### WHAT IS REQUIRED
Repeat the material verbatim. Images are excluded from the copy.

### EXTRACTED RECORDS
****************
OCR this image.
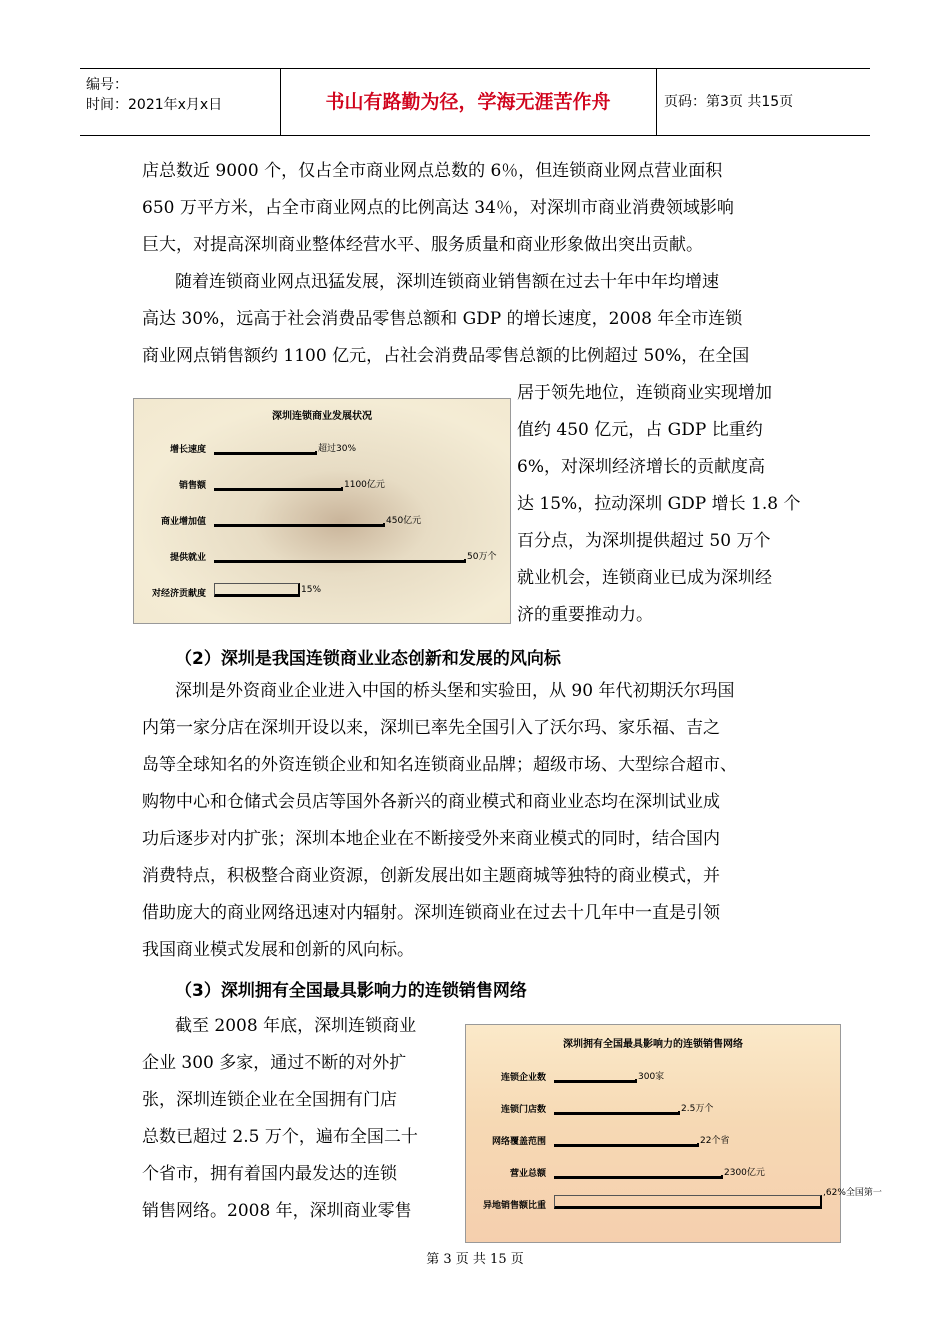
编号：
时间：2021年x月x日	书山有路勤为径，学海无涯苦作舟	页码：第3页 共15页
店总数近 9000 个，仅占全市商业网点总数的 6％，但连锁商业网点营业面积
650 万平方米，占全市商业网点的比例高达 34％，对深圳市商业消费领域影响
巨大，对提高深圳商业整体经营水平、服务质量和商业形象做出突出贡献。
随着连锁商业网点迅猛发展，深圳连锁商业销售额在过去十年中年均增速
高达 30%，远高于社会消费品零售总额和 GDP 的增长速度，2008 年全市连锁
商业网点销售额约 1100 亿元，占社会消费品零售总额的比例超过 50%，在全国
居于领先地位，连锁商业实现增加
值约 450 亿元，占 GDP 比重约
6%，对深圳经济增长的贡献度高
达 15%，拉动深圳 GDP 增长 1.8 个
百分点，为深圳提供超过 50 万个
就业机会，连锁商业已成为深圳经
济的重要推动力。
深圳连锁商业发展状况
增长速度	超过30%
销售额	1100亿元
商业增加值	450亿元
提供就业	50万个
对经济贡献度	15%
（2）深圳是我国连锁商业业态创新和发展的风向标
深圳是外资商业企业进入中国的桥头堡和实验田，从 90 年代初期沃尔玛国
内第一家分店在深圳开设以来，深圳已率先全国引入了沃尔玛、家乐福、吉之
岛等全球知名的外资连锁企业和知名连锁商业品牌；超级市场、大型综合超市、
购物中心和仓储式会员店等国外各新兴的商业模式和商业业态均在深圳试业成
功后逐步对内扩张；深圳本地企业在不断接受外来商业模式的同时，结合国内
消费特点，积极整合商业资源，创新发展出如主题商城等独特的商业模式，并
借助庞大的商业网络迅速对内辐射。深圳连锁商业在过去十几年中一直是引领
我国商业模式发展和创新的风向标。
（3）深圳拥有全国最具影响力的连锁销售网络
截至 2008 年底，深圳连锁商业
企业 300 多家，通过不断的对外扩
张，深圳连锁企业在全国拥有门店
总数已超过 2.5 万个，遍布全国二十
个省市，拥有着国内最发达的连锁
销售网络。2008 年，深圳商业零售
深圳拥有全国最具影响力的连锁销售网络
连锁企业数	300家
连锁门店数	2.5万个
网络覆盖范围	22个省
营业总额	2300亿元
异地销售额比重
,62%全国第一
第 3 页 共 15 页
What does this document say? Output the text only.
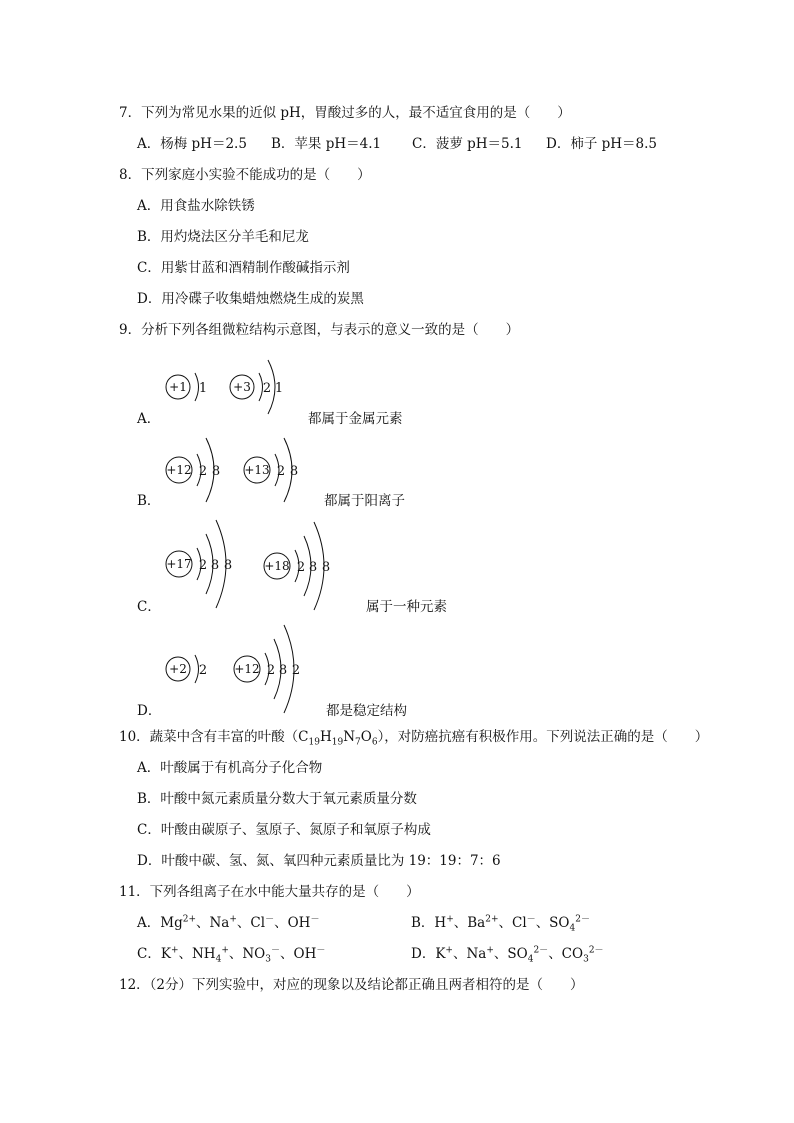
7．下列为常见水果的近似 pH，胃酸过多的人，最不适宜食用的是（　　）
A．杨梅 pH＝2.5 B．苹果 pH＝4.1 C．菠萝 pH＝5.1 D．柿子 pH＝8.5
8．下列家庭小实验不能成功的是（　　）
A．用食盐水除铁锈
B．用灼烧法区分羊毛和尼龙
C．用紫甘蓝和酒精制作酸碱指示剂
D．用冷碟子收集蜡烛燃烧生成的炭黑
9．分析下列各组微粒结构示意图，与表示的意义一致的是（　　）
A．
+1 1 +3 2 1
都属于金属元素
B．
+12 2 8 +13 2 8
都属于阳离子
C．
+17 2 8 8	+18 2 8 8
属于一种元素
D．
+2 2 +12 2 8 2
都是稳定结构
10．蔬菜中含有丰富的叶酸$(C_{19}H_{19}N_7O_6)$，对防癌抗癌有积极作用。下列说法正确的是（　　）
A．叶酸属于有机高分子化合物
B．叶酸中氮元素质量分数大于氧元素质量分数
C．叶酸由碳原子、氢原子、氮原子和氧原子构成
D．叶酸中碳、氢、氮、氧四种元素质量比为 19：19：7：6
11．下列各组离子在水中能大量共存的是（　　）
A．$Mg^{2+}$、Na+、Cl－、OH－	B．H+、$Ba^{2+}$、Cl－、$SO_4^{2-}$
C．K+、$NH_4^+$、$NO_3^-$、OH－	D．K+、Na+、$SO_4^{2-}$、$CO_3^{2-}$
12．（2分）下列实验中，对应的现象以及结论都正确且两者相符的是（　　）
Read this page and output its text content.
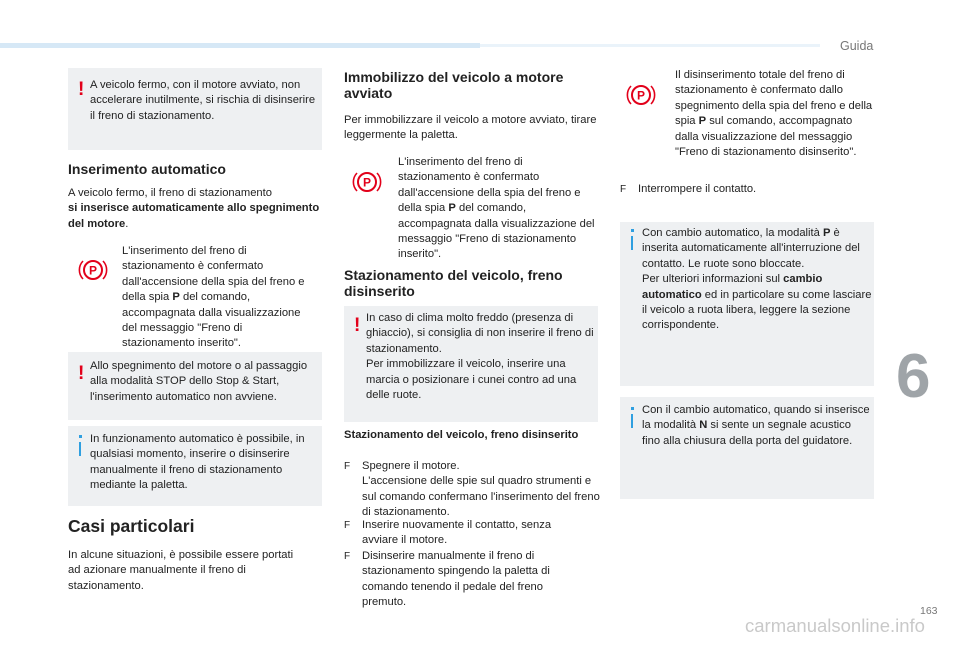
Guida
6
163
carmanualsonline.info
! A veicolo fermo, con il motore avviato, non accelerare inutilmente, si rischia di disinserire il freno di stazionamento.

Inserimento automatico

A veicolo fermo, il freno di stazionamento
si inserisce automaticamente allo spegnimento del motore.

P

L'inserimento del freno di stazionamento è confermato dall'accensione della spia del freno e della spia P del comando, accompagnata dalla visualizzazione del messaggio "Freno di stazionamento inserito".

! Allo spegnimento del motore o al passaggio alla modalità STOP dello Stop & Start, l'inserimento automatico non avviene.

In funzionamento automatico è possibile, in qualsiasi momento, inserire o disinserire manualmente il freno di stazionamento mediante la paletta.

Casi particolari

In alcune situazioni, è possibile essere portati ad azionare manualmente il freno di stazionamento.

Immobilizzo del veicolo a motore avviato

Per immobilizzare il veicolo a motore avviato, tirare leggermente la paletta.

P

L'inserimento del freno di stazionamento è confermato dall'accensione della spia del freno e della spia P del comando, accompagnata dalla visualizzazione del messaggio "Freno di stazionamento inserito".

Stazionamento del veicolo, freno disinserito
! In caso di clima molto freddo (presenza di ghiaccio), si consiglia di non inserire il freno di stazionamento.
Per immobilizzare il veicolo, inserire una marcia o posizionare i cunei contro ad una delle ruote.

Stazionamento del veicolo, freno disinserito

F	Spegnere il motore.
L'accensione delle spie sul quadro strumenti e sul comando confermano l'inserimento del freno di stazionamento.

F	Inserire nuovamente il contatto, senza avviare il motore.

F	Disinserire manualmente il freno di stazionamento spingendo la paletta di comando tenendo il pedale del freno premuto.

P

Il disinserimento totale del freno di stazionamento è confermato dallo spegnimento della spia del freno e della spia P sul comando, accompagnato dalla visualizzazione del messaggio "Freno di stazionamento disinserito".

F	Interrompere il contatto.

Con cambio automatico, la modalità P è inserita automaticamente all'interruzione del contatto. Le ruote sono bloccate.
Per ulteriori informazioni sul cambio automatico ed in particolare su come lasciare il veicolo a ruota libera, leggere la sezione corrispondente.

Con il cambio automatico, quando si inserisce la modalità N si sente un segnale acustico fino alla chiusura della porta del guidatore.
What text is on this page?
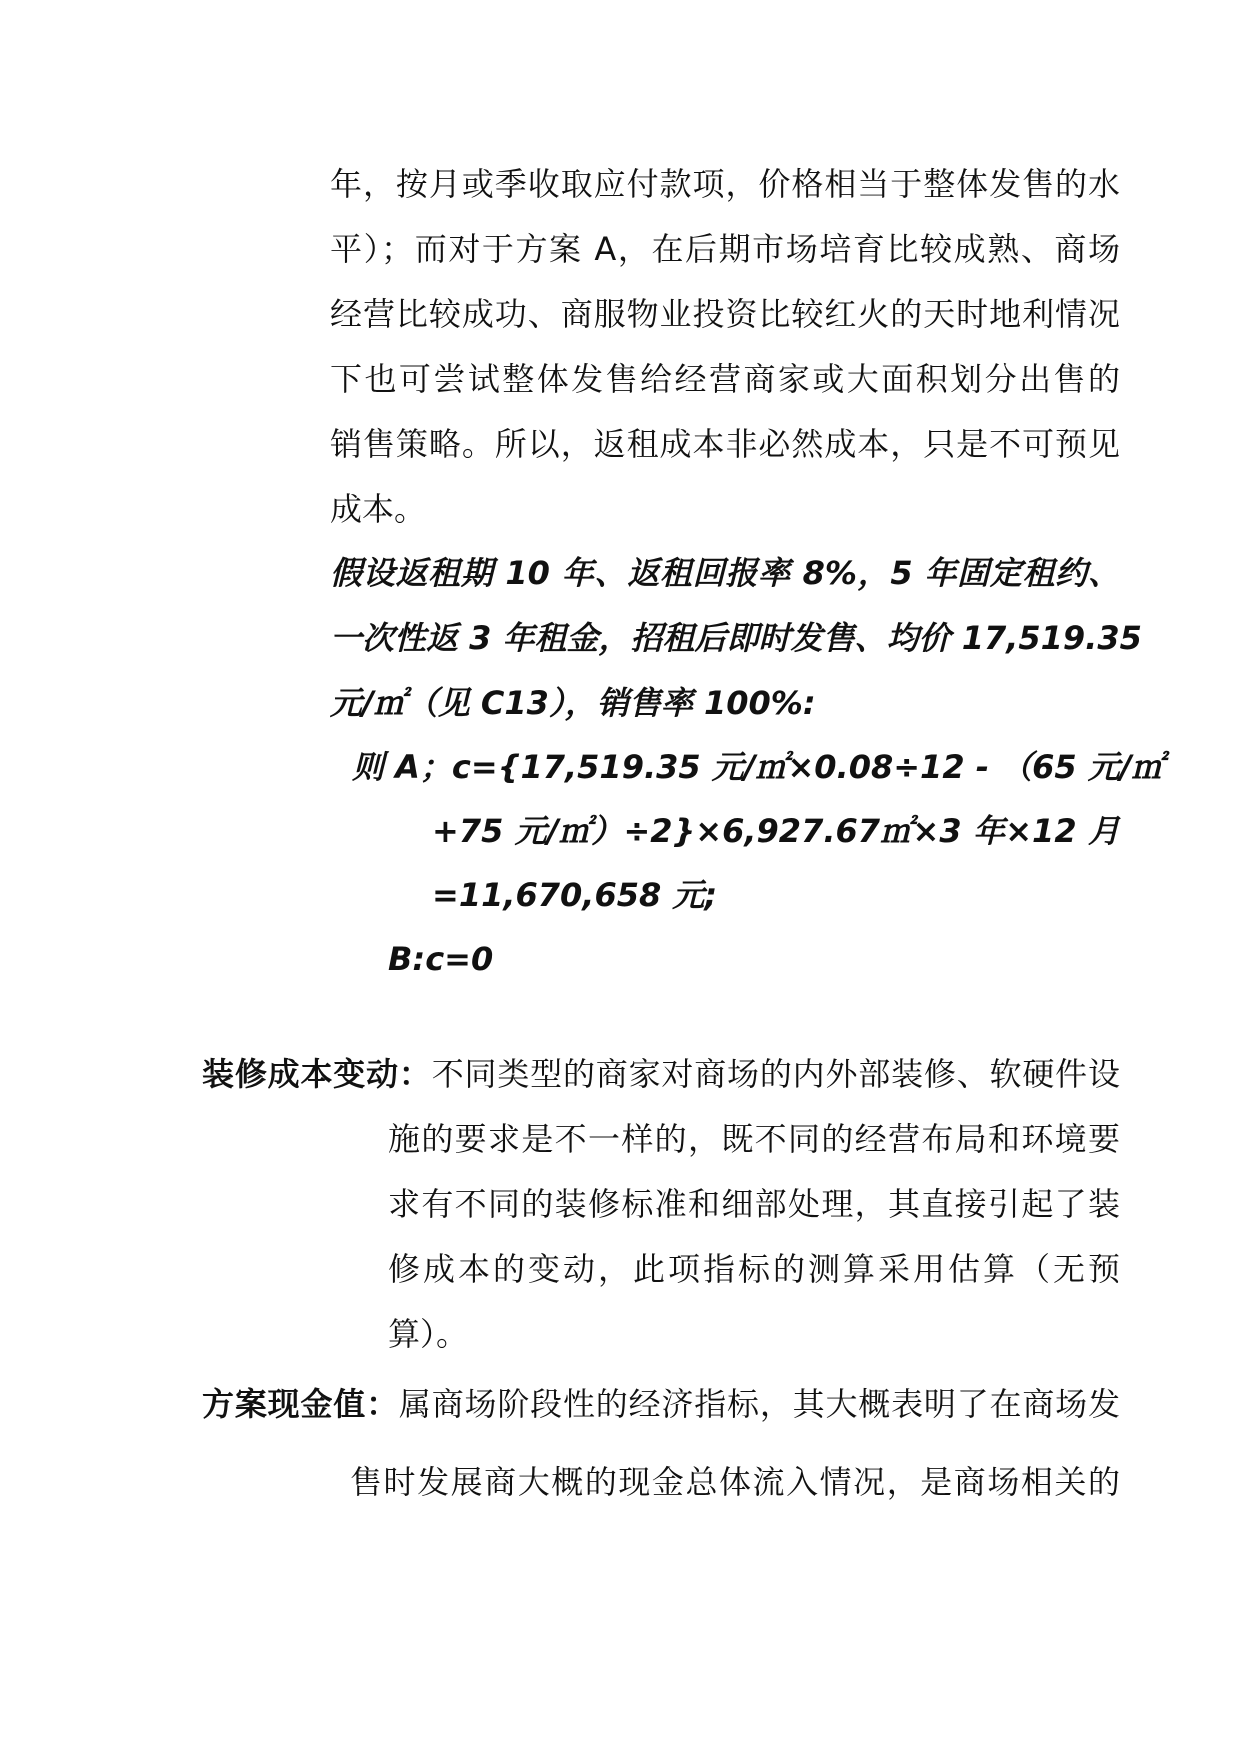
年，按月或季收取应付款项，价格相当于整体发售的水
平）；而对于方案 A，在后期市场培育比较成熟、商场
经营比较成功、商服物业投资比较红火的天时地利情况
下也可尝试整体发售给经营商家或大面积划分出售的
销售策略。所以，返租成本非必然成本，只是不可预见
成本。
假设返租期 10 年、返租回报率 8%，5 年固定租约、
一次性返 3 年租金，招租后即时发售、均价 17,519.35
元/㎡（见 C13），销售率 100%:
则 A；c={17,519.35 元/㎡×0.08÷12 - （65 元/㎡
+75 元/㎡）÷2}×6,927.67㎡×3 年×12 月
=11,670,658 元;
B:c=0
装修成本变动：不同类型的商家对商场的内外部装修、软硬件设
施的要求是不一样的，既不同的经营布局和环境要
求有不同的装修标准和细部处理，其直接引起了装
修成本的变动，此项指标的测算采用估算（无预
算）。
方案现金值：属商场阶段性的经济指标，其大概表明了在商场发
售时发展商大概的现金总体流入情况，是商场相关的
****************
### THE RESULT
OCR this image.
编号：
时间：2021年x月x日	书山有路勤为径，学海无涯苦作舟	页码：第3页 共15页
店总数近 9000 个，仅占全市商业网点总数的 6％，但连锁商业网点营业面积
650 万平方米，占全市商业网点的比例高达 34％，对深圳市商业消费领域影响
巨大，对提高深圳商业整体经营水平、服务质量和商业形象做出突出贡献。
随着连锁商业网点迅猛发展，深圳连锁商业销售额在过去十年中年均增速
高达 30%，远高于社会消费品零售总额和 GDP 的增长速度，2008 年全市连锁
商业网点销售额约 1100 亿元，占社会消费品零售总额的比例超过 50%，在全国
居于领先地位，连锁商业实现增加
值约 450 亿元，占 GDP 比重约
6%，对深圳经济增长的贡献度高
达 15%，拉动深圳 GDP 增长 1.8 个
百分点，为深圳提供超过 50 万个
就业机会，连锁商业已成为深圳经
济的重要推动力。
深圳连锁商业发展状况
增长速度	超过30%
销售额	1100亿元
商业增加值	450亿元
提供就业	50万个
对经济贡献度	15%
（2）深圳是我国连锁商业业态创新和发展的风向标
深圳是外资商业企业进入中国的桥头堡和实验田，从 90 年代初期沃尔玛国
内第一家分店在深圳开设以来，深圳已率先全国引入了沃尔玛、家乐福、吉之
岛等全球知名的外资连锁企业和知名连锁商业品牌；超级市场、大型综合超市、
购物中心和仓储式会员店等国外各新兴的商业模式和商业业态均在深圳试业成
功后逐步对内扩张；深圳本地企业在不断接受外来商业模式的同时，结合国内
消费特点，积极整合商业资源，创新发展出如主题商城等独特的商业模式，并
借助庞大的商业网络迅速对内辐射。深圳连锁商业在过去十几年中一直是引领
我国商业模式发展和创新的风向标。
（3）深圳拥有全国最具影响力的连锁销售网络
截至 2008 年底，深圳连锁商业
企业 300 多家，通过不断的对外扩
张，深圳连锁企业在全国拥有门店
总数已超过 2.5 万个，遍布全国二十
个省市，拥有着国内最发达的连锁
销售网络。2008 年，深圳商业零售
深圳拥有全国最具影响力的连锁销售网络
连锁企业数	300家
连锁门店数	2.5万个
网络覆盖范围	22个省
营业总额	2300亿元
异地销售额比重
,62%全国第一
第 3 页 共 15 页
What does this document say? Output the text only.
7．下列为常见水果的近似 pH，胃酸过多的人，最不适宜食用的是（　　）
A．杨梅 pH＝2.5 B．苹果 pH＝4.1 C．菠萝 pH＝5.1 D．柿子 pH＝8.5
8．下列家庭小实验不能成功的是（　　）
A．用食盐水除铁锈
B．用灼烧法区分羊毛和尼龙
C．用紫甘蓝和酒精制作酸碱指示剂
D．用冷碟子收集蜡烛燃烧生成的炭黑
9．分析下列各组微粒结构示意图，与表示的意义一致的是（　　）
A．
+1 1 +3 2 1
都属于金属元素
B．
+12 2 8 +13 2 8
都属于阳离子
C．
+17 2 8 8	+18 2 8 8
属于一种元素
D．
+2 2 +12 2 8 2
都是稳定结构
10．蔬菜中含有丰富的叶酸$(C_{19}H_{19}N_7O_6)$，对防癌抗癌有积极作用。下列说法正确的是（　　）
A．叶酸属于有机高分子化合物
B．叶酸中氮元素质量分数大于氧元素质量分数
C．叶酸由碳原子、氢原子、氮原子和氧原子构成
D．叶酸中碳、氢、氮、氧四种元素质量比为 19：19：7：6
11．下列各组离子在水中能大量共存的是（　　）
A．$Mg^{2+}$、Na+、Cl－、OH－	B．H+、$Ba^{2+}$、Cl－、$SO_4^{2-}$
C．K+、$NH_4^+$、$NO_3^-$、OH－	D．K+、Na+、$SO_4^{2-}$、$CO_3^{2-}$
12．（2分）下列实验中，对应的现象以及结论都正确且两者相符的是（　　）
Read this page and output its text content.
Guida
6
163
carmanualsonline.info
! A veicolo fermo, con il motore avviato, non accelerare inutilmente, si rischia di disinserire il freno di stazionamento.

Inserimento automatico

A veicolo fermo, il freno di stazionamento
si inserisce automaticamente allo spegnimento del motore.

P

L'inserimento del freno di stazionamento è confermato dall'accensione della spia del freno e della spia P del comando, accompagnata dalla visualizzazione del messaggio "Freno di stazionamento inserito".

! Allo spegnimento del motore o al passaggio alla modalità STOP dello Stop & Start, l'inserimento automatico non avviene.

In funzionamento automatico è possibile, in qualsiasi momento, inserire o disinserire manualmente il freno di stazionamento mediante la paletta.

Casi particolari

In alcune situazioni, è possibile essere portati ad azionare manualmente il freno di stazionamento.

Immobilizzo del veicolo a motore avviato

Per immobilizzare il veicolo a motore avviato, tirare leggermente la paletta.

P

L'inserimento del freno di stazionamento è confermato dall'accensione della spia del freno e della spia P del comando, accompagnata dalla visualizzazione del messaggio "Freno di stazionamento inserito".

Stazionamento del veicolo, freno disinserito
! In caso di clima molto freddo (presenza di ghiaccio), si consiglia di non inserire il freno di stazionamento.
Per immobilizzare il veicolo, inserire una marcia o posizionare i cunei contro ad una delle ruote.

Stazionamento del veicolo, freno disinserito

F	Spegnere il motore.
L'accensione delle spie sul quadro strumenti e sul comando confermano l'inserimento del freno di stazionamento.

F	Inserire nuovamente il contatto, senza avviare il motore.

F	Disinserire manualmente il freno di stazionamento spingendo la paletta di comando tenendo il pedale del freno premuto.

P

Il disinserimento totale del freno di stazionamento è confermato dallo spegnimento della spia del freno e della spia P sul comando, accompagnato dalla visualizzazione del messaggio "Freno di stazionamento disinserito".

F	Interrompere il contatto.

Con cambio automatico, la modalità P è inserita automaticamente all'interruzione del contatto. Le ruote sono bloccate.
Per ulteriori informazioni sul cambio automatico ed in particolare su come lasciare il veicolo a ruota libera, leggere la sezione corrispondente.

Con il cambio automatico, quando si inserisce la modalità N si sente un segnale acustico fino alla chiusura della porta del guidatore.
What text is on this page?
年，按月或季收取应付款项，价格相当于整体发售的水
平）；而对于方案 A，在后期市场培育比较成熟、商场
经营比较成功、商服物业投资比较红火的天时地利情况
下也可尝试整体发售给经营商家或大面积划分出售的
销售策略。所以，返租成本非必然成本，只是不可预见
成本。
假设返租期 10 年、返租回报率 8%，5 年固定租约、
一次性返 3 年租金，招租后即时发售、均价 17,519.35
元/㎡（见 C13），销售率 100%:
则 A；c={17,519.35 元/㎡×0.08÷12 - （65 元/㎡
+75 元/㎡）÷2}×6,927.67㎡×3 年×12 月
=11,670,658 元;
B:c=0
装修成本变动：不同类型的商家对商场的内外部装修、软硬件设
施的要求是不一样的，既不同的经营布局和环境要
求有不同的装修标准和细部处理，其直接引起了装
修成本的变动，此项指标的测算采用估算（无预
算）。
方案现金值：属商场阶段性的经济指标，其大概表明了在商场发
售时发展商大概的现金总体流入情况，是商场相关的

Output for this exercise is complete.